Please reproduce every record, keeping each one exactly as written.
#### RECORD EXTRACTS ####
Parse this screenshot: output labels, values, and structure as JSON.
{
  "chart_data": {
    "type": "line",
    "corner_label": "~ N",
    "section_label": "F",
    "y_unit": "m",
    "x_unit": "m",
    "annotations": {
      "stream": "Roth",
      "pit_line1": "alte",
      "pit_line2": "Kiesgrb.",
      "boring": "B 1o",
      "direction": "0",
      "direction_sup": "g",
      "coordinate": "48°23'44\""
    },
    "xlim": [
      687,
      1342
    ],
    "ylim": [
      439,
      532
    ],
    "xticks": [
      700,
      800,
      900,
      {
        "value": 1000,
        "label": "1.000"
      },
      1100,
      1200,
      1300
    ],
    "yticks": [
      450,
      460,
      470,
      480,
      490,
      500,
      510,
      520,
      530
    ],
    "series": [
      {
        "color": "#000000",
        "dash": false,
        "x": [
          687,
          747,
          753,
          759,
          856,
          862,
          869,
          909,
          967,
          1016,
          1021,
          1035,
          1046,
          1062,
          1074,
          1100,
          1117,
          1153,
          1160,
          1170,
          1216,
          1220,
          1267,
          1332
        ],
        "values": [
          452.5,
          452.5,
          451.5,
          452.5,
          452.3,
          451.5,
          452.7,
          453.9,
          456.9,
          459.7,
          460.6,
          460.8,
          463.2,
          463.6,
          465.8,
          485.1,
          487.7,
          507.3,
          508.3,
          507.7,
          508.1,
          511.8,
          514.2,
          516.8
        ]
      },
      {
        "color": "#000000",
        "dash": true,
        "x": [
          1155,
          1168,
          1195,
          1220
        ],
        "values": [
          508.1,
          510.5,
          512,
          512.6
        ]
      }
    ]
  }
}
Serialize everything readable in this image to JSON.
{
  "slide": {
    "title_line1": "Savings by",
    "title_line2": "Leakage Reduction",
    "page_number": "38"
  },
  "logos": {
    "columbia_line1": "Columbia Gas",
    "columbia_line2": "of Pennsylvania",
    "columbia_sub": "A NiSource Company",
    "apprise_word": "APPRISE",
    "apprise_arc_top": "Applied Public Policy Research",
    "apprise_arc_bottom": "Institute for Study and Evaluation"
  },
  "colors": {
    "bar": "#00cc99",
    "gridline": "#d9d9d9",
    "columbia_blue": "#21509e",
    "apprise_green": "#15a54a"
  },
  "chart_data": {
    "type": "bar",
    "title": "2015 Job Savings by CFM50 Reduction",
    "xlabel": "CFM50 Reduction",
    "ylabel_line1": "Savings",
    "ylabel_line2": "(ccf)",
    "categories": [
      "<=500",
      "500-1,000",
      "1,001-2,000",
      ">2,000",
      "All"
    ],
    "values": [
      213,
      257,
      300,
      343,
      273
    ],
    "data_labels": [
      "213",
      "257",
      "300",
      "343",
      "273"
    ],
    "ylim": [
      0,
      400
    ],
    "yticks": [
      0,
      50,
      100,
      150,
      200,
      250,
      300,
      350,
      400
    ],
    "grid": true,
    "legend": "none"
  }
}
####
* FULL OUTPUT:
Parse this screenshot: output labels, values, and structure as JSON.
{
  "chart_data": {
    "type": "line",
    "corner_label": "~ N",
    "section_label": "F",
    "y_unit": "m",
    "x_unit": "m",
    "annotations": {
      "stream": "Roth",
      "pit_line1": "alte",
      "pit_line2": "Kiesgrb.",
      "boring": "B 1o",
      "direction": "0",
      "direction_sup": "g",
      "coordinate": "48°23'44\""
    },
    "xlim": [
      687,
      1342
    ],
    "ylim": [
      439,
      532
    ],
    "xticks": [
      700,
      800,
      900,
      {
        "value": 1000,
        "label": "1.000"
      },
      1100,
      1200,
      1300
    ],
    "yticks": [
      450,
      460,
      470,
      480,
      490,
      500,
      510,
      520,
      530
    ],
    "series": [
      {
        "color": "#000000",
        "dash": false,
        "x": [
          687,
          747,
          753,
          759,
          856,
          862,
          869,
          909,
          967,
          1016,
          1021,
          1035,
          1046,
          1062,
          1074,
          1100,
          1117,
          1153,
          1160,
          1170,
          1216,
          1220,
          1267,
          1332
        ],
        "values": [
          452.5,
          452.5,
          451.5,
          452.5,
          452.3,
          451.5,
          452.7,
          453.9,
          456.9,
          459.7,
          460.6,
          460.8,
          463.2,
          463.6,
          465.8,
          485.1,
          487.7,
          507.3,
          508.3,
          507.7,
          508.1,
          511.8,
          514.2,
          516.8
        ]
      },
      {
        "color": "#000000",
        "dash": true,
        "x": [
          1155,
          1168,
          1195,
          1220
        ],
        "values": [
          508.1,
          510.5,
          512,
          512.6
        ]
      }
    ]
  }
}
Serialize everything readable in this image to JSON.
{
  "slide": {
    "title_line1": "Savings by",
    "title_line2": "Leakage Reduction",
    "page_number": "38"
  },
  "logos": {
    "columbia_line1": "Columbia Gas",
    "columbia_line2": "of Pennsylvania",
    "columbia_sub": "A NiSource Company",
    "apprise_word": "APPRISE",
    "apprise_arc_top": "Applied Public Policy Research",
    "apprise_arc_bottom": "Institute for Study and Evaluation"
  },
  "colors": {
    "bar": "#00cc99",
    "gridline": "#d9d9d9",
    "columbia_blue": "#21509e",
    "apprise_green": "#15a54a"
  },
  "chart_data": {
    "type": "bar",
    "title": "2015 Job Savings by CFM50 Reduction",
    "xlabel": "CFM50 Reduction",
    "ylabel_line1": "Savings",
    "ylabel_line2": "(ccf)",
    "categories": [
      "<=500",
      "500-1,000",
      "1,001-2,000",
      ">2,000",
      "All"
    ],
    "values": [
      213,
      257,
      300,
      343,
      273
    ],
    "data_labels": [
      "213",
      "257",
      "300",
      "343",
      "273"
    ],
    "ylim": [
      0,
      400
    ],
    "yticks": [
      0,
      50,
      100,
      150,
      200,
      250,
      300,
      350,
      400
    ],
    "grid": true,
    "legend": "none"
  }
}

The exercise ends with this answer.